===== STORED DATA =====

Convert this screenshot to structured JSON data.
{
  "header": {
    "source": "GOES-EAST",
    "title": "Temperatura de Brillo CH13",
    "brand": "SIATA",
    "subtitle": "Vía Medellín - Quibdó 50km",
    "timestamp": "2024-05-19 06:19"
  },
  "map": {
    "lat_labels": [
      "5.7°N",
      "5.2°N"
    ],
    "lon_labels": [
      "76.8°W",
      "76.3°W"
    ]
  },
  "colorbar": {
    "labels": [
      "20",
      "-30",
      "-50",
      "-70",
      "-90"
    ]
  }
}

=====

Restate every record exactly, leaving nothing out.

#### [EXERCISE RESPONSE]
Convert this screenshot to structured JSON data.
{
  "header": {
    "source": "GOES-EAST",
    "title": "Temperatura de Brillo CH13",
    "brand": "SIATA",
    "subtitle": "Vía Medellín - Quibdó 50km",
    "timestamp": "2024-05-19 06:19"
  },
  "map": {
    "lat_labels": [
      "5.7°N",
      "5.2°N"
    ],
    "lon_labels": [
      "76.8°W",
      "76.3°W"
    ]
  },
  "colorbar": {
    "labels": [
      "20",
      "-30",
      "-50",
      "-70",
      "-90"
    ]
  }
}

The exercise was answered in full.